# MATERIALS PROVIDED

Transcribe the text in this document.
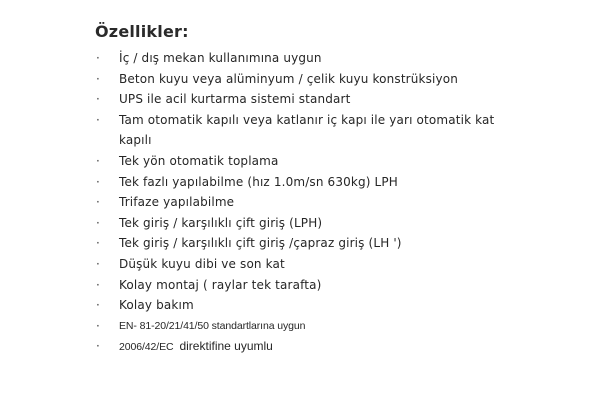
Özellikler:
·	İç / dış mekan kullanımına uygun
·	Beton kuyu veya alüminyum / çelik kuyu konstrüksiyon
·	UPS ile acil kurtarma sistemi standart
·	Tam otomatik kapılı veya katlanır iç kapı ile yarı otomatik kat kapılı
·	Tek yön otomatik toplama
·	Tek fazlı yapılabilme (hız 1.0m/sn 630kg) LPH
·	Trifaze yapılabilme
·	Tek giriş / karşılıklı çift giriş (LPH)
·	Tek giriş / karşılıklı çift giriş /çapraz giriş (LH ')
·	Düşük kuyu dibi ve son kat
·	Kolay montaj ( raylar tek tarafta)
·	Kolay bakım
·	EN- 81-20/21/41/50 standartlarına uygun
·	2006/42/EC direktifine uyumlu
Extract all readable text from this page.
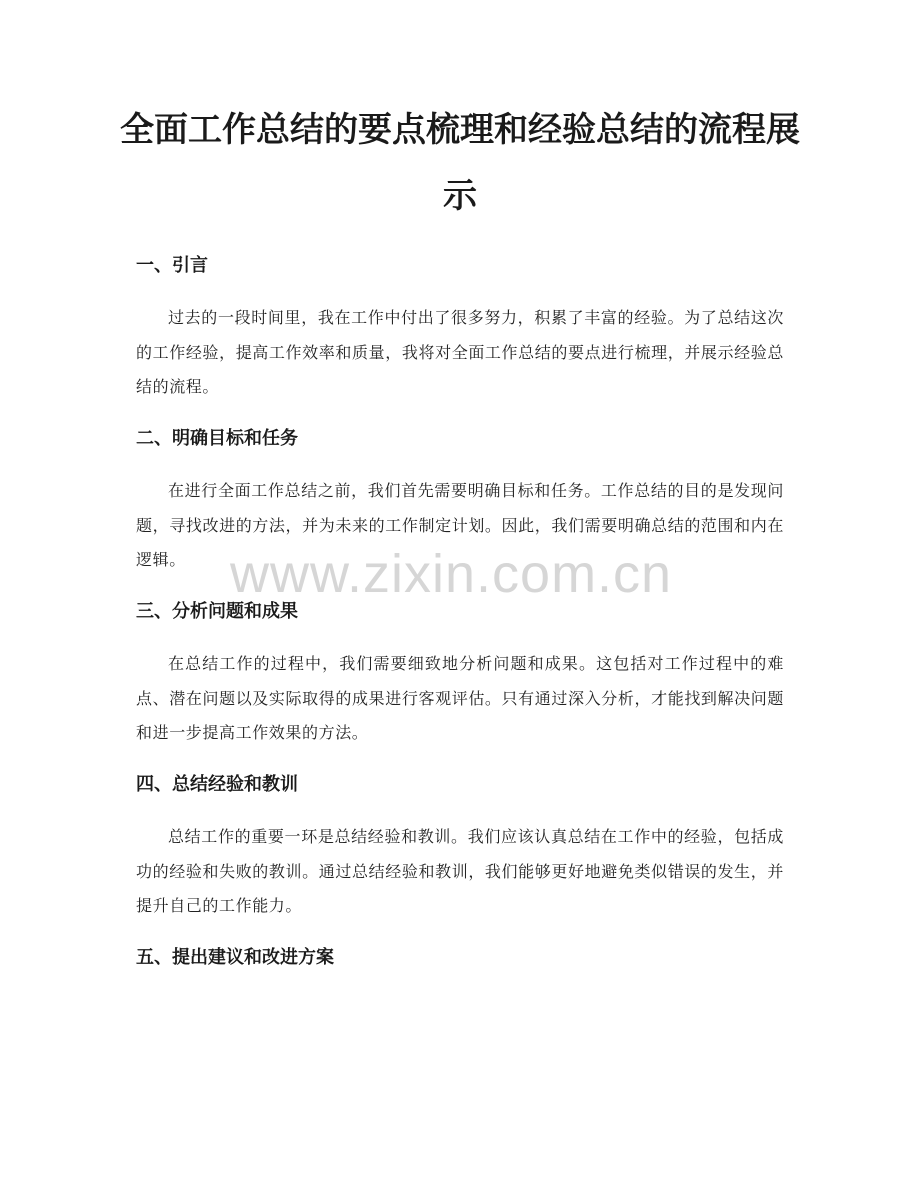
全面工作总结的要点梳理和经验总结的流程展示
www.zixin.com.cn
一、引言

过去的一段时间里，我在工作中付出了很多努力，积累了丰富的经验。为了总结这次的工作经验，提高工作效率和质量，我将对全面工作总结的要点进行梳理，并展示经验总结的流程。

二、明确目标和任务

在进行全面工作总结之前，我们首先需要明确目标和任务。工作总结的目的是发现问题，寻找改进的方法，并为未来的工作制定计划。因此，我们需要明确总结的范围和内在逻辑。

三、分析问题和成果

在总结工作的过程中，我们需要细致地分析问题和成果。这包括对工作过程中的难点、潜在问题以及实际取得的成果进行客观评估。只有通过深入分析，才能找到解决问题和进一步提高工作效果的方法。

四、总结经验和教训

总结工作的重要一环是总结经验和教训。我们应该认真总结在工作中的经验，包括成功的经验和失败的教训。通过总结经验和教训，我们能够更好地避免类似错误的发生，并提升自己的工作能力。

五、提出建议和改进方案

# WHAT THE TASK REQUIRES
Look over the material above and show each line where "otomatik" appears.

# EXERCISE RESULT
·	Tam otomatik kapılı veya katlanır iç kapı ile yarı otomatik kat kapılı
·	Tek yön otomatik toplama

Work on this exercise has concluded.